◆ **AIM**
Copy every line that contains the string "JSON" from the entries below.

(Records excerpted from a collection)
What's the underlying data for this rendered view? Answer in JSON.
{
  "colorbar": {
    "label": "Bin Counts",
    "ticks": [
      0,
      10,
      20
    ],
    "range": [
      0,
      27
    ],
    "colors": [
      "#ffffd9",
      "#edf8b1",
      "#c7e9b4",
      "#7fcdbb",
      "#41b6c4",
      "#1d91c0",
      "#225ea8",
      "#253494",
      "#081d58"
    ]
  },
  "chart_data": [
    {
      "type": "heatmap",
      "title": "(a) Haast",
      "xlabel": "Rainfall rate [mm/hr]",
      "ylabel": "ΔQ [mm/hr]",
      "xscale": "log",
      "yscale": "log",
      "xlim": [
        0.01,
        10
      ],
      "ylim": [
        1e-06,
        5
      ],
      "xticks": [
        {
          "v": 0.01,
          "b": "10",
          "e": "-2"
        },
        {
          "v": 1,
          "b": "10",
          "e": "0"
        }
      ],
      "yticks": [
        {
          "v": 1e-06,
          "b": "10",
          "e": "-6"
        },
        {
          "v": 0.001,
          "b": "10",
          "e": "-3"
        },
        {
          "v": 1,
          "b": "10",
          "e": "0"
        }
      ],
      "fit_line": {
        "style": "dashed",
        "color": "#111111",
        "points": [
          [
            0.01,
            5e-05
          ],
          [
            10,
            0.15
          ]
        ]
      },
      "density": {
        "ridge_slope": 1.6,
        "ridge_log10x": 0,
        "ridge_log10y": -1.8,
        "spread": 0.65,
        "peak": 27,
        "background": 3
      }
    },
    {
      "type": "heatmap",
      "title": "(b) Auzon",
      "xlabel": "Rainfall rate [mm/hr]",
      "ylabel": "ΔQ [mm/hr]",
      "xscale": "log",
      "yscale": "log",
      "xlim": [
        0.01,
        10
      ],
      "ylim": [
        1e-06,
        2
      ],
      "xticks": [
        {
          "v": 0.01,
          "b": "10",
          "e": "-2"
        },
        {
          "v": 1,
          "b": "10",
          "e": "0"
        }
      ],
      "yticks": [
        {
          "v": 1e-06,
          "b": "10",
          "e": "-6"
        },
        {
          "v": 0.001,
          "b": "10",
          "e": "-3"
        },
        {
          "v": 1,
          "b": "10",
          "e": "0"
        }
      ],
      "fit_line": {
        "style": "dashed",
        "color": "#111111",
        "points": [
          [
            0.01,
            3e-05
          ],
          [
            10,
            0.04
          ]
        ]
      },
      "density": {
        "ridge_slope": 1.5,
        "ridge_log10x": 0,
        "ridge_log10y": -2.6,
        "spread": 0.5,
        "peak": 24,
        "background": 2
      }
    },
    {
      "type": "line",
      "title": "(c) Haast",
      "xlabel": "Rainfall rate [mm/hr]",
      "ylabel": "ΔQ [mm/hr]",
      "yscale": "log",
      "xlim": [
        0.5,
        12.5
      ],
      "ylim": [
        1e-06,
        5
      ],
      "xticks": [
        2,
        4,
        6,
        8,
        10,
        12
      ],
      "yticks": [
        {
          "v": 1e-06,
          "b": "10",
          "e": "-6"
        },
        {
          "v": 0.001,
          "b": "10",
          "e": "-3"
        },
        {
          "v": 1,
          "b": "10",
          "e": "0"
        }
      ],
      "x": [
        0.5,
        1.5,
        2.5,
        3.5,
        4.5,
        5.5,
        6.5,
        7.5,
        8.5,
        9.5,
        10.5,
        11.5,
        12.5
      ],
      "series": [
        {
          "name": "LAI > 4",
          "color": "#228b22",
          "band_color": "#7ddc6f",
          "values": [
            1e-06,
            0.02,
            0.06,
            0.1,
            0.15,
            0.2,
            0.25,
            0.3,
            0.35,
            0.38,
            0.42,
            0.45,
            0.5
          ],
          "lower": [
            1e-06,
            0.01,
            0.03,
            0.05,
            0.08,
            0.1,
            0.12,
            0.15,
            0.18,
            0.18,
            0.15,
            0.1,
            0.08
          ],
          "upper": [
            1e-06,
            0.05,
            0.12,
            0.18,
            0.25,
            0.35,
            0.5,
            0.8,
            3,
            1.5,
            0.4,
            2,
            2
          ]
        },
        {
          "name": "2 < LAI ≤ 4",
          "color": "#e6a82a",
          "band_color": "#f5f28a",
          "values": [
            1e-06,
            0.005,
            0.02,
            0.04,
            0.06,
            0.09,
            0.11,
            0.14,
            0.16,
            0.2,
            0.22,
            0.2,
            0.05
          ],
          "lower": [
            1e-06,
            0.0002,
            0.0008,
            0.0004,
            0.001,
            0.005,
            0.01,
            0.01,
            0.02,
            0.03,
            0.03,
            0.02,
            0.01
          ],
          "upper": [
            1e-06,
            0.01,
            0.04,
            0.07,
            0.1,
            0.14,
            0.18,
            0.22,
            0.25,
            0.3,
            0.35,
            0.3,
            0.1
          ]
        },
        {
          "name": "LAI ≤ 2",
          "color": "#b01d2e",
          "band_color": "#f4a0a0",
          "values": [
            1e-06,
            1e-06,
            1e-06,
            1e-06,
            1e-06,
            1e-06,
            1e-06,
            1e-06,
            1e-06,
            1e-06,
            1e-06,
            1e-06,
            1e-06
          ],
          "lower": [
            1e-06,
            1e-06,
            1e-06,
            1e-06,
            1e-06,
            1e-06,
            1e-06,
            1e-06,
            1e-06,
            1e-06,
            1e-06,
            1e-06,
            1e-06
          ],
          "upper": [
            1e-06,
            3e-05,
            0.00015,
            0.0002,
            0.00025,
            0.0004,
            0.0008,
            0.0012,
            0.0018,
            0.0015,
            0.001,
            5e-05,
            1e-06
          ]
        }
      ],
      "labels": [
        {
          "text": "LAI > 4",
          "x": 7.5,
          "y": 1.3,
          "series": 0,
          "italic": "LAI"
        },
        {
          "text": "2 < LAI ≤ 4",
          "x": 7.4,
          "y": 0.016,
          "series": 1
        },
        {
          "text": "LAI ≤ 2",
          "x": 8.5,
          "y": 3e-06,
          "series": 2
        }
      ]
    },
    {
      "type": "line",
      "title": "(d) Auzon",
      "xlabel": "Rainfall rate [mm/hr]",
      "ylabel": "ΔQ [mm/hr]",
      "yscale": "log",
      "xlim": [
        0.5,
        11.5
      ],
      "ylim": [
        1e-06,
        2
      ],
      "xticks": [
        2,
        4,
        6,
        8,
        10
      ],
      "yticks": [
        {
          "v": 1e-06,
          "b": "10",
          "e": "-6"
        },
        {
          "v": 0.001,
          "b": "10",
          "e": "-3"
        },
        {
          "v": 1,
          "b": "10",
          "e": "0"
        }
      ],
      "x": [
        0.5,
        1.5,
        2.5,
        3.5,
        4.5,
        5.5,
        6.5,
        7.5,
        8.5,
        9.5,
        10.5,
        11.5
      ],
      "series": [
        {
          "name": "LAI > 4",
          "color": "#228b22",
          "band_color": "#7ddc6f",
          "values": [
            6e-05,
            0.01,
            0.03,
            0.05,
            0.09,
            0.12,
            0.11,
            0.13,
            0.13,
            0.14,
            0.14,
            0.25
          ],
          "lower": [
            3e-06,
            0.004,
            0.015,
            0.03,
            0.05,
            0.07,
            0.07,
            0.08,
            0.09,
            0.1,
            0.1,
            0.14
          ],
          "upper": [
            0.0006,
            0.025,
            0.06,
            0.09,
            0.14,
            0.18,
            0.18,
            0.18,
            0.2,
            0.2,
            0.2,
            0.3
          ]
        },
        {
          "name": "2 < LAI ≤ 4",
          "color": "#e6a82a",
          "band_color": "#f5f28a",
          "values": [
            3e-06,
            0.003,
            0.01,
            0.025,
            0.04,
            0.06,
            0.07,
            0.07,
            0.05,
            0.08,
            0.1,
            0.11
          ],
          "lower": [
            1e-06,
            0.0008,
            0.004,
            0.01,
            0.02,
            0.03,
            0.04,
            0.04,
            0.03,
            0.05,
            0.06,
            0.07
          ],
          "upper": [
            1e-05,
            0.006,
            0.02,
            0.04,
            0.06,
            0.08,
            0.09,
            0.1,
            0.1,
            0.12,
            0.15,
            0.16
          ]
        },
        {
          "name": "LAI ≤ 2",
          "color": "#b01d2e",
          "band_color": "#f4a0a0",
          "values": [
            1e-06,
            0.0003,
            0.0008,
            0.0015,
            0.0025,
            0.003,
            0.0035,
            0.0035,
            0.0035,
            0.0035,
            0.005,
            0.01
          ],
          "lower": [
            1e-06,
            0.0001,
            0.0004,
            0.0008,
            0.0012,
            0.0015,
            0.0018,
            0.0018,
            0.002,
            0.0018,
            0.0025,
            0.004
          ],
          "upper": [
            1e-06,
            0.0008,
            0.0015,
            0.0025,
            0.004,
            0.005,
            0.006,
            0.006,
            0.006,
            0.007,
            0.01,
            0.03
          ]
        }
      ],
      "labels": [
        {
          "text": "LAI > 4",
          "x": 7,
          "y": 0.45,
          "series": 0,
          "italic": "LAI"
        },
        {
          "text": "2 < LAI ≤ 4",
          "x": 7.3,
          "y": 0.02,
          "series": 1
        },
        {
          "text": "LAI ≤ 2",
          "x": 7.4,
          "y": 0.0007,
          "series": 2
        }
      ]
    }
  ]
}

---

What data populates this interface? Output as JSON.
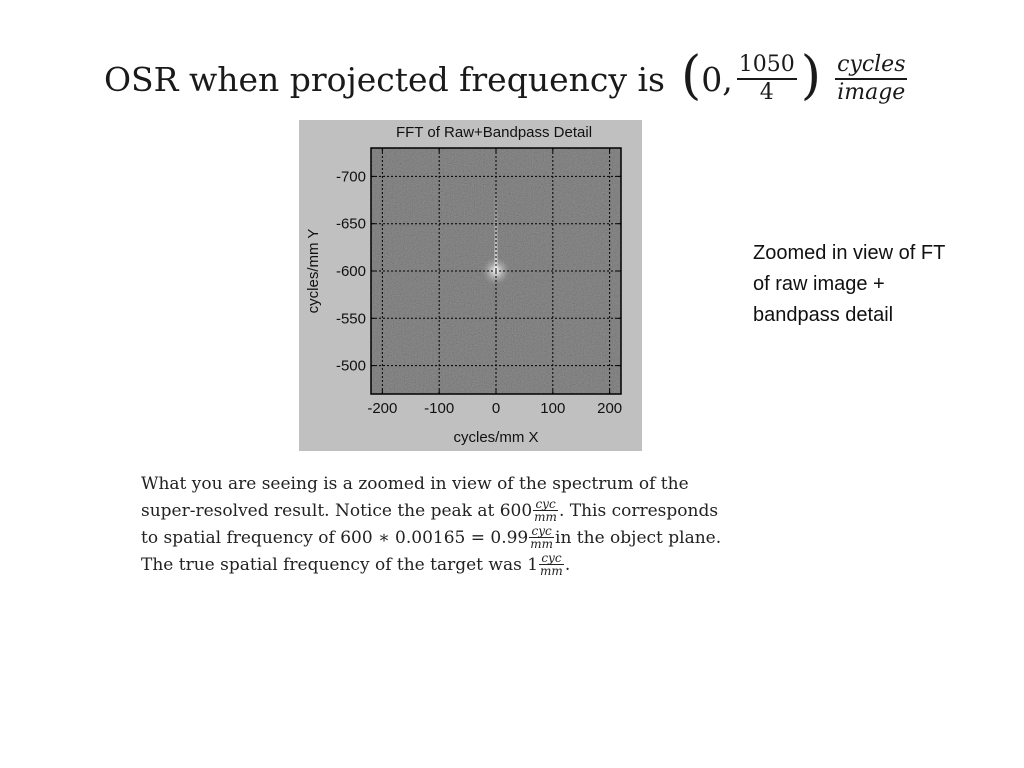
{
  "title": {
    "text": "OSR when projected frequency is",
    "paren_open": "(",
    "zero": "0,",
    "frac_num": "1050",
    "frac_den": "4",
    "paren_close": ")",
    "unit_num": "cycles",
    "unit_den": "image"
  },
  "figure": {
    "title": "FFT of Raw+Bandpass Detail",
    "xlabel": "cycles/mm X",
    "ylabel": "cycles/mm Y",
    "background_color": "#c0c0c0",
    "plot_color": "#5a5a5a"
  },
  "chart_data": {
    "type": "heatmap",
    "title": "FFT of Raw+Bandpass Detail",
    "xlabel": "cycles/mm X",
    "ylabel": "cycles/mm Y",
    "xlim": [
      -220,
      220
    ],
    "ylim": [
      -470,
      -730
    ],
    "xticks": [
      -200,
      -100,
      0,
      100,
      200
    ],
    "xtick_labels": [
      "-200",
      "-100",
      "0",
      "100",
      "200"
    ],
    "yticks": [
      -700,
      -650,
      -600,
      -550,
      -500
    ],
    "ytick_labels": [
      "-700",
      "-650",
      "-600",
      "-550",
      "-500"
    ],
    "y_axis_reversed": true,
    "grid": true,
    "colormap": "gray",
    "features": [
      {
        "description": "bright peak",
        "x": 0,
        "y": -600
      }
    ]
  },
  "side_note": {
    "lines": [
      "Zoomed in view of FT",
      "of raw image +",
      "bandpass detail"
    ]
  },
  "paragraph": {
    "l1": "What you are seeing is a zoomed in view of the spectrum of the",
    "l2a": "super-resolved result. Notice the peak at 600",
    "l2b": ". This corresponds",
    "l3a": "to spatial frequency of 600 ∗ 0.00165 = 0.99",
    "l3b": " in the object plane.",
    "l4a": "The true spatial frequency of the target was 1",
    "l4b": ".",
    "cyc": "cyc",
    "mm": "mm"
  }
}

--

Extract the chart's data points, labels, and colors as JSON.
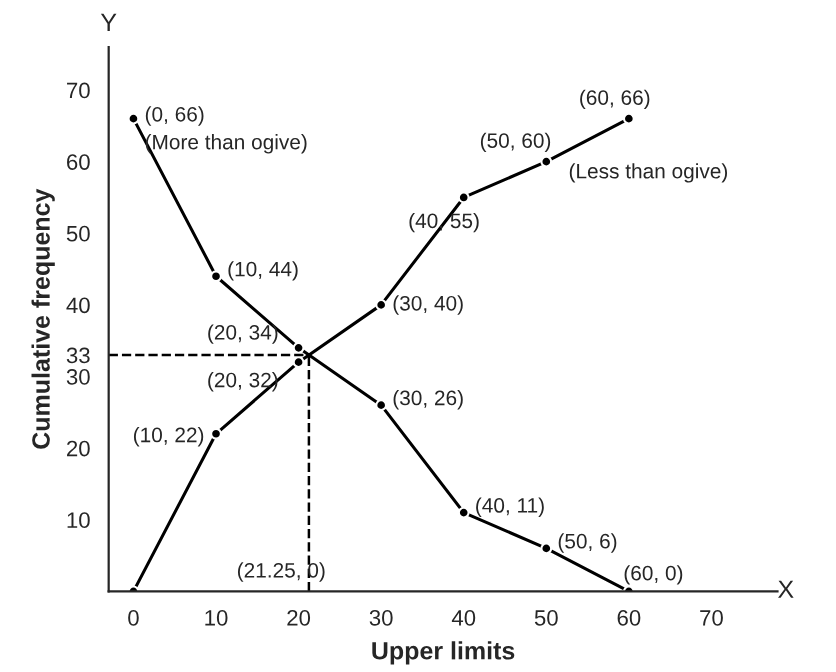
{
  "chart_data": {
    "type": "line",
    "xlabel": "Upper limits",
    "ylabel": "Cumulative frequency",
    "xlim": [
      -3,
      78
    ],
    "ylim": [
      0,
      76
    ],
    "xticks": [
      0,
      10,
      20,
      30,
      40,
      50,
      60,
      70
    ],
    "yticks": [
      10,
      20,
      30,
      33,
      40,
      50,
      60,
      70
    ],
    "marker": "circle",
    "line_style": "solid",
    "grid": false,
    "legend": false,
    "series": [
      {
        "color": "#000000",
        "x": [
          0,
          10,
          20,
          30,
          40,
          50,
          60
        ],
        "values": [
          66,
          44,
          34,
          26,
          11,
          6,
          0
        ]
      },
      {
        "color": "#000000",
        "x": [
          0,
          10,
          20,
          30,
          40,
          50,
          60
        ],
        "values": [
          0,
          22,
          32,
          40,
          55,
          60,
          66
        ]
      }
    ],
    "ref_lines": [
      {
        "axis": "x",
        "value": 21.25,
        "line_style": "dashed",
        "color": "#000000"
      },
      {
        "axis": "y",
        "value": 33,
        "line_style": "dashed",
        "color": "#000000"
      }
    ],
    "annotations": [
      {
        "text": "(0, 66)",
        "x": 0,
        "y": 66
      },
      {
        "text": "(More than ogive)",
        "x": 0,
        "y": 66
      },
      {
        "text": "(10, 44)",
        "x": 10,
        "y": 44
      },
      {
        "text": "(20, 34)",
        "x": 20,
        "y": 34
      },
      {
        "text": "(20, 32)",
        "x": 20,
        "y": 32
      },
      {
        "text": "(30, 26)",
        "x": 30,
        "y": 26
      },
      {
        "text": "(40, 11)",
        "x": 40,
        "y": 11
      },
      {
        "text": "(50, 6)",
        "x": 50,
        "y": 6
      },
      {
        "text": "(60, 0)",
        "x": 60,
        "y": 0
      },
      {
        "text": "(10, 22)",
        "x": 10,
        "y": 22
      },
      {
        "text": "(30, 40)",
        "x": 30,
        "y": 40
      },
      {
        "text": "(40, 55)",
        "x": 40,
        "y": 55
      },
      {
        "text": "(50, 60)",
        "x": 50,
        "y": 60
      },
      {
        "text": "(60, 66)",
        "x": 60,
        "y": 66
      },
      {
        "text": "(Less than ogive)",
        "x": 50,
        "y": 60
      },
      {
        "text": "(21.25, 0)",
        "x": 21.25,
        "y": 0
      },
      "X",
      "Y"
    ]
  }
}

◆ **FULL SOLUTION**
What's the underlying data for this rendered view? Answer in JSON.
What data populates this interface? Output as JSON.
Extract the chart's data points, labels, and colors as JSON.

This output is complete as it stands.